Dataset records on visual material
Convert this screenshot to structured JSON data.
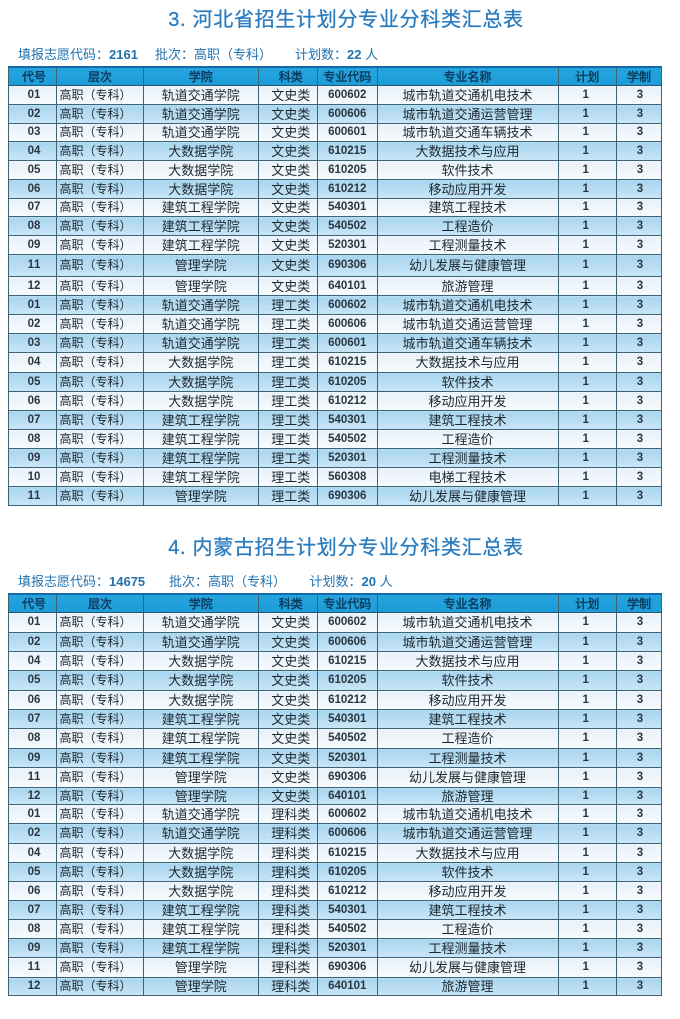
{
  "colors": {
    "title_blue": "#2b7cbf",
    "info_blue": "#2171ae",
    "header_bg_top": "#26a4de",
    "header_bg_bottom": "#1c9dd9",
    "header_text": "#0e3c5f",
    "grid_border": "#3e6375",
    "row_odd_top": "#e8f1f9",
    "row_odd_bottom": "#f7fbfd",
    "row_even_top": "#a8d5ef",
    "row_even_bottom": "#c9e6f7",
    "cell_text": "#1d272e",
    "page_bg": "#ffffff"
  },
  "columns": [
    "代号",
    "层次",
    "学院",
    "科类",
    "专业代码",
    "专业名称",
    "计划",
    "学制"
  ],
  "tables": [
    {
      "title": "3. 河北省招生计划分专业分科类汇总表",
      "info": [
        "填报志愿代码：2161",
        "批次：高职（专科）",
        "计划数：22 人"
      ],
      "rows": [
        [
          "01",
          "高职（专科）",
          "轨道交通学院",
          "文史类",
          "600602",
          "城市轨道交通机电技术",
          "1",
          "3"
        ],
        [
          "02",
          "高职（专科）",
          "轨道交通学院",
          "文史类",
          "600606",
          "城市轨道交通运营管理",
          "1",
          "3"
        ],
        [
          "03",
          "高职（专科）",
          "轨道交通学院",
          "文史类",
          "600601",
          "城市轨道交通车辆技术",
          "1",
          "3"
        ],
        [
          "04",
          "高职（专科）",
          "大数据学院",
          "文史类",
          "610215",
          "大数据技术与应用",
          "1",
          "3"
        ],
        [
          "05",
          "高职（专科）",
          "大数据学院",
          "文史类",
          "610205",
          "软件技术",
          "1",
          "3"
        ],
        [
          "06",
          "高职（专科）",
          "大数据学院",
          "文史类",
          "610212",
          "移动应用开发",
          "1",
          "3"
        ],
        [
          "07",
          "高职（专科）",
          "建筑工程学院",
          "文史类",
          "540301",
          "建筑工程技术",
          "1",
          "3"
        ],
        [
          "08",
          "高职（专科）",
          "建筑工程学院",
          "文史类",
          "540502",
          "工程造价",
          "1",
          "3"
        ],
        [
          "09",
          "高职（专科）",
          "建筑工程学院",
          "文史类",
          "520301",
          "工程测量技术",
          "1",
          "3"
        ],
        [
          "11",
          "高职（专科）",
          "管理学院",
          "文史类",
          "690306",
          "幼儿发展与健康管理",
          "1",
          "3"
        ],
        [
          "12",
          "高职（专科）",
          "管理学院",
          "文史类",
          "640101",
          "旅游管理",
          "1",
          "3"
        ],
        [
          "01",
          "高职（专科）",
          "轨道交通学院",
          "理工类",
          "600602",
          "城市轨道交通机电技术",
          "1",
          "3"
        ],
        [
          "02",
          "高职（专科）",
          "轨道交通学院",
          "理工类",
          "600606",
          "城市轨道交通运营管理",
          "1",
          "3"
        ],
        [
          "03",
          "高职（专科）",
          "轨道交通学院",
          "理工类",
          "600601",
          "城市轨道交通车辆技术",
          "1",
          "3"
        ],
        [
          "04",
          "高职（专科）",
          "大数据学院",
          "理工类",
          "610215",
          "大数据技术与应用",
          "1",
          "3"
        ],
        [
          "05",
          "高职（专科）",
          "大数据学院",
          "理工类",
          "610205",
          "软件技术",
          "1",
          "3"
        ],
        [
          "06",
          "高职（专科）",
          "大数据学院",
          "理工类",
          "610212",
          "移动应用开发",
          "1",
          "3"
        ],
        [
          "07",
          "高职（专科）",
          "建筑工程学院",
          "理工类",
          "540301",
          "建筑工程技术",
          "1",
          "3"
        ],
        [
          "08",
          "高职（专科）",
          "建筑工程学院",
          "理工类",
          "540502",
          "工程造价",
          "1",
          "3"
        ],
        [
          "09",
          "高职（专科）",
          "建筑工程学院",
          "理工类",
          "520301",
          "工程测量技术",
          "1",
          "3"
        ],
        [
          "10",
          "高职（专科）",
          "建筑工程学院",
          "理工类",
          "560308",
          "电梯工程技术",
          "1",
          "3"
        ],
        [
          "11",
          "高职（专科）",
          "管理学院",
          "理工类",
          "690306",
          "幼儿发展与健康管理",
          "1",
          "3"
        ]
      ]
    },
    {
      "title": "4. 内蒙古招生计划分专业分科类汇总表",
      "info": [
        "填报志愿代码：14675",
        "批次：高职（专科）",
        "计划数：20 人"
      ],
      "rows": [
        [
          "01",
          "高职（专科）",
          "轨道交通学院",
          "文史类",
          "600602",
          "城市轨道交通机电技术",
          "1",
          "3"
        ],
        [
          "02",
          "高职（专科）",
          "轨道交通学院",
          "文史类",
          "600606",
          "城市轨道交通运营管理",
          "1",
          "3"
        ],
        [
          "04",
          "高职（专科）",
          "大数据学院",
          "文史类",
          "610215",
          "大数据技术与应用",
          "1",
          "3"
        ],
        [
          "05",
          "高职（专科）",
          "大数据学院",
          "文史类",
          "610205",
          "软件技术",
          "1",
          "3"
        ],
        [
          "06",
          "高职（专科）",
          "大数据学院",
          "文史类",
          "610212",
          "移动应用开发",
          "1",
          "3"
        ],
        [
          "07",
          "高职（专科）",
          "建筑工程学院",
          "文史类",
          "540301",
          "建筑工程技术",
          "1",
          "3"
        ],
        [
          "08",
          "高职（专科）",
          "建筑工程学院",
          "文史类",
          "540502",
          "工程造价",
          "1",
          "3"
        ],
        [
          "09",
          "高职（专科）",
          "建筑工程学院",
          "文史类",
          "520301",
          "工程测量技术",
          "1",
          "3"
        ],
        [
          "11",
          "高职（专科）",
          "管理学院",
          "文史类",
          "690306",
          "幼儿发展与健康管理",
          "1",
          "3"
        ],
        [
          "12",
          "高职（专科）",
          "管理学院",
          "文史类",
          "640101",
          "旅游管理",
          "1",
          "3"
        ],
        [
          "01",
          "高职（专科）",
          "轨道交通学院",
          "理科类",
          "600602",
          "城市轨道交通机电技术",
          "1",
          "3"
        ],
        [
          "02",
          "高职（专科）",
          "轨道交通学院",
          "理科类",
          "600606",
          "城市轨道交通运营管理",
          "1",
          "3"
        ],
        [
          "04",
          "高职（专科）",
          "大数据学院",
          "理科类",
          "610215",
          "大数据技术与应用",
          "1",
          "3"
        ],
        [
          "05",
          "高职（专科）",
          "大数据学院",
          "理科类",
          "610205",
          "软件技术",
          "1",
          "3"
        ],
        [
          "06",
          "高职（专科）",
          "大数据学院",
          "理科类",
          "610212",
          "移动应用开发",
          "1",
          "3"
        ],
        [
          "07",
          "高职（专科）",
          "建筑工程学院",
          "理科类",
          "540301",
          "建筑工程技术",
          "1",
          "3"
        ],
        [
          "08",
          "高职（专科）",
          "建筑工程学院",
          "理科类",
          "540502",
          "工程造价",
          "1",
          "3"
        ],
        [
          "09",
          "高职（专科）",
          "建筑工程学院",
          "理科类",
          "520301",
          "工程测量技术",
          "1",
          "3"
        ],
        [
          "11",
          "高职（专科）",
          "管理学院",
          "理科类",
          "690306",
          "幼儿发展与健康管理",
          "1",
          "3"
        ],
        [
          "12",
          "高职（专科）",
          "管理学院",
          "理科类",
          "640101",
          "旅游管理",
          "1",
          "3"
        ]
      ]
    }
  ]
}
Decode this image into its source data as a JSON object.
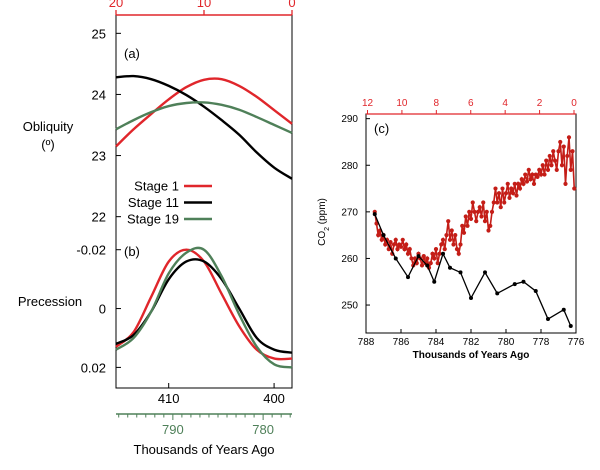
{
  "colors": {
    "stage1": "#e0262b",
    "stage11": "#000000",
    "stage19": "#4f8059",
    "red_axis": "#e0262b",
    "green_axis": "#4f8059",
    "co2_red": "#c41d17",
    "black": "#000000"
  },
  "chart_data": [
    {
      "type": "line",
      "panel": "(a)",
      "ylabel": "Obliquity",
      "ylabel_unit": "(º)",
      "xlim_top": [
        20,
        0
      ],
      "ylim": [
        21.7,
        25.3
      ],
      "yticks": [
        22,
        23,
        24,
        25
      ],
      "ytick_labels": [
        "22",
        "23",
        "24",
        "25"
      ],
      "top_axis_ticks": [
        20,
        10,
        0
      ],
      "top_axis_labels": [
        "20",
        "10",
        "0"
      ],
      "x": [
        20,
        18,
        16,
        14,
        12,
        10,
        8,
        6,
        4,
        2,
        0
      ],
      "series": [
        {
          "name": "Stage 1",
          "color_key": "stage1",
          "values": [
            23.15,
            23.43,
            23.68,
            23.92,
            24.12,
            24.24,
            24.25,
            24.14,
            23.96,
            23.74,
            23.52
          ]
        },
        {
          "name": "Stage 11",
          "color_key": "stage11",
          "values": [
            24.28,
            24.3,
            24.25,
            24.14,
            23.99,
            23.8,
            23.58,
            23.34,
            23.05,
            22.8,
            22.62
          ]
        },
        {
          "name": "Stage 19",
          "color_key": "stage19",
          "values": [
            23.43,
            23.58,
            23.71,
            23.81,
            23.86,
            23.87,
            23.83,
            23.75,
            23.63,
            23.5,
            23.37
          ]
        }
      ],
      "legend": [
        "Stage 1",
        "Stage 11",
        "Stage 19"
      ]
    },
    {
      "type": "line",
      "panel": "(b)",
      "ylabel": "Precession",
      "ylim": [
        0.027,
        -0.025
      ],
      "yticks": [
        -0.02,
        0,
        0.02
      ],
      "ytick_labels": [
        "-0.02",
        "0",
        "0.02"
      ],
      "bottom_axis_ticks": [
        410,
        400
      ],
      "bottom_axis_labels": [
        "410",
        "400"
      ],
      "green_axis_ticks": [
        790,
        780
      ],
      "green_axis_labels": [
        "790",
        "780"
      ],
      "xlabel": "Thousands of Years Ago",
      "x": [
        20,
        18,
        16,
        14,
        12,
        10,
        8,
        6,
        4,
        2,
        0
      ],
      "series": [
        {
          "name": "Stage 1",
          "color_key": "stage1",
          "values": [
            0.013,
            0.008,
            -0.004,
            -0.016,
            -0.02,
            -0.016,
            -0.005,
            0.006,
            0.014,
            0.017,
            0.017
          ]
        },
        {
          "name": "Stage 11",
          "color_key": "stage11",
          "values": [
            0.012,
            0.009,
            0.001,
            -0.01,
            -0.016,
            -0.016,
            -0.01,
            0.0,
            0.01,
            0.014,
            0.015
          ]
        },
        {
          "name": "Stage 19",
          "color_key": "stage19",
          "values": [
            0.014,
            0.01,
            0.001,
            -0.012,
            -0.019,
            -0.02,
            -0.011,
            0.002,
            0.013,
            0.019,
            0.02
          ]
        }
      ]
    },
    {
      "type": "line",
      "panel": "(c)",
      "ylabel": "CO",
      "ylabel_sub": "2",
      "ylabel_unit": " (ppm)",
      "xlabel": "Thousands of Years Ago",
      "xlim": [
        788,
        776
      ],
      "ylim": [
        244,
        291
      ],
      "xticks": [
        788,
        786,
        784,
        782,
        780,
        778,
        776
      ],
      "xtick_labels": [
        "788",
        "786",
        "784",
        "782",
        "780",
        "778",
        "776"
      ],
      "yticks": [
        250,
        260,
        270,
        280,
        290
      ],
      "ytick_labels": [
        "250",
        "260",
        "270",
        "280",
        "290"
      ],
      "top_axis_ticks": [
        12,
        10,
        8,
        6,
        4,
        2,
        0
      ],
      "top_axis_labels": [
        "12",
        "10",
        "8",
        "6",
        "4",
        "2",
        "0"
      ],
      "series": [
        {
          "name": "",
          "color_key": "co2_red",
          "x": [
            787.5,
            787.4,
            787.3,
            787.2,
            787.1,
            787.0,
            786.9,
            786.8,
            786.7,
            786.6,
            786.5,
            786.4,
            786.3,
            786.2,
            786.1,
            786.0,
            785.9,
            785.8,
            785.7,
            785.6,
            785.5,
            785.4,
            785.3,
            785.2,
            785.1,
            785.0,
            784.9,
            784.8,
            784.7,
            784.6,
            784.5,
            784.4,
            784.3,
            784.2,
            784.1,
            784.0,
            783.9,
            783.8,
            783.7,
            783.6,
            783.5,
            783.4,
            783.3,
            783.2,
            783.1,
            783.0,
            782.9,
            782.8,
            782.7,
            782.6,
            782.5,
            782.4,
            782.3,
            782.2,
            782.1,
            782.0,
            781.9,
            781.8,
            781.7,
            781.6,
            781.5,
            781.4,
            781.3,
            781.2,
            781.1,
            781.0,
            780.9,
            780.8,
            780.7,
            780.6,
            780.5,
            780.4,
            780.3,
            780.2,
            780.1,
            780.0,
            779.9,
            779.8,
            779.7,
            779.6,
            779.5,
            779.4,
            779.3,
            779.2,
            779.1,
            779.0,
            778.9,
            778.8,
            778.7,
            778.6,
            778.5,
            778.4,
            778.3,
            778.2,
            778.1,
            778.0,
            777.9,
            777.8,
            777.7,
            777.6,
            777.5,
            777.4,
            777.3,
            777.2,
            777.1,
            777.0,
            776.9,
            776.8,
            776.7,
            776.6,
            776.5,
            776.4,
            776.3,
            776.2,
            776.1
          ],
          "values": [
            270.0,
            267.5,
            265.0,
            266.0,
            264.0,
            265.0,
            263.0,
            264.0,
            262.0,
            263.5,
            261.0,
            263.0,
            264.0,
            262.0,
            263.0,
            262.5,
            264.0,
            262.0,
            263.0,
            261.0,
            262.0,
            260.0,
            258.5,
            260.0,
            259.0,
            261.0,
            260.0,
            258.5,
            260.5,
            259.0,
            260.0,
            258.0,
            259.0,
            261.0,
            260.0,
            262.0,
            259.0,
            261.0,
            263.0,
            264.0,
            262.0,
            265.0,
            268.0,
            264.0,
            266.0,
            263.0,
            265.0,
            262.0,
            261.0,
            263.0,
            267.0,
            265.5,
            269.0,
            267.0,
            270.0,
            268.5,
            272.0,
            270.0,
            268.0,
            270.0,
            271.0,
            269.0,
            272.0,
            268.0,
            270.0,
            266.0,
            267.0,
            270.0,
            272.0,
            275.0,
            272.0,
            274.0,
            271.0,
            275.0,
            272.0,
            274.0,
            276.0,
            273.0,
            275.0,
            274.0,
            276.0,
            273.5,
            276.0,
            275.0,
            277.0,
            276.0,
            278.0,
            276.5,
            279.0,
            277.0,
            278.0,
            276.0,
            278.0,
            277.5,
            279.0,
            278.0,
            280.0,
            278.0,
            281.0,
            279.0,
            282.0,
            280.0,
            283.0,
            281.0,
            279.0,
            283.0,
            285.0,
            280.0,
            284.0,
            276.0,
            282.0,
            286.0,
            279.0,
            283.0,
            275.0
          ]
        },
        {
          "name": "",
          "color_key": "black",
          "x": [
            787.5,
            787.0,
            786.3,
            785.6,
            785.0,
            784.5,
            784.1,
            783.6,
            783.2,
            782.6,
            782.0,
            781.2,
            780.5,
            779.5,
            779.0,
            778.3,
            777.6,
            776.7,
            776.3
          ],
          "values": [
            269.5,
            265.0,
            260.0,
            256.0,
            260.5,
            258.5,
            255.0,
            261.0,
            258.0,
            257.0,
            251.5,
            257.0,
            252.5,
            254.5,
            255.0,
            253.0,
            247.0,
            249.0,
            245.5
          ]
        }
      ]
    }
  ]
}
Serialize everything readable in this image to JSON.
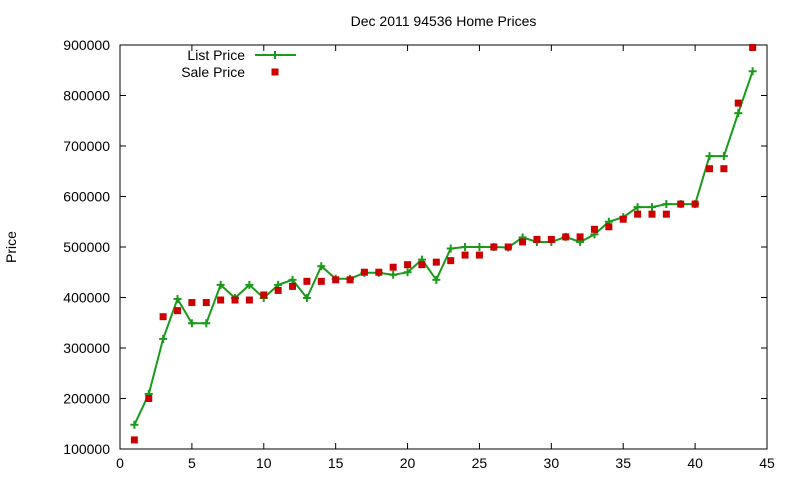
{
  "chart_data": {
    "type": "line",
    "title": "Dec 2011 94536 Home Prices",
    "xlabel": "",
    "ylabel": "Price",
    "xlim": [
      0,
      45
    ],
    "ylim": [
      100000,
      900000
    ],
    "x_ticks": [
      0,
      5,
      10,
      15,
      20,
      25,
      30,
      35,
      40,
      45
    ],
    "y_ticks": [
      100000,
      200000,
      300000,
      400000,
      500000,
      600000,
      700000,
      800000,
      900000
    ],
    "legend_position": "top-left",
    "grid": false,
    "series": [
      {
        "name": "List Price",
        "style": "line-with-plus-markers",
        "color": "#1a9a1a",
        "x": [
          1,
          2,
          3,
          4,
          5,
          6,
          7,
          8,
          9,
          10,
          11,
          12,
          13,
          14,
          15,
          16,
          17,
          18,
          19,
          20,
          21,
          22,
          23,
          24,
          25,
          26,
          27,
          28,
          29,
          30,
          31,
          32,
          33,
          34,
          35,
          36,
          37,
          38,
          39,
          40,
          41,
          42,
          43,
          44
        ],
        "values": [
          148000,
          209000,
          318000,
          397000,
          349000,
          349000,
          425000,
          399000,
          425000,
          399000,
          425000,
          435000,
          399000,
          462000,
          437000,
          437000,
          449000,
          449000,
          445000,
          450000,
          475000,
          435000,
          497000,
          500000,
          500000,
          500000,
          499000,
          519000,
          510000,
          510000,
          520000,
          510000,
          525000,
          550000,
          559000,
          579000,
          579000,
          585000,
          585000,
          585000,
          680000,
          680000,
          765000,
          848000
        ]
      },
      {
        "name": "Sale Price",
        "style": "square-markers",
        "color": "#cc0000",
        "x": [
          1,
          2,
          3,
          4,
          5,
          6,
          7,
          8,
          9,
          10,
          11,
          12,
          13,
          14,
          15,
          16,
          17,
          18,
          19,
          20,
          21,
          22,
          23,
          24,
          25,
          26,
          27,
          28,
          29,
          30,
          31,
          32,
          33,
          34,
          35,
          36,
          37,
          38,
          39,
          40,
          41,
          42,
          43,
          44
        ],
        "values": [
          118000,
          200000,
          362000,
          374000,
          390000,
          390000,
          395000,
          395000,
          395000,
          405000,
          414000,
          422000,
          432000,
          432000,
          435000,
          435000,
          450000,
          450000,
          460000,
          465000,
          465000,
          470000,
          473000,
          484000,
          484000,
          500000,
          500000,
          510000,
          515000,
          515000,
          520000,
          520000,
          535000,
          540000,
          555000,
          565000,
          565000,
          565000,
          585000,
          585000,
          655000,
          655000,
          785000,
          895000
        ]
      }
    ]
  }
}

### The task
In the entries above, find each line with the string "markers" and copy it.

### Answer to the task
        "style": "line-with-plus-markers",
        "style": "square-markers",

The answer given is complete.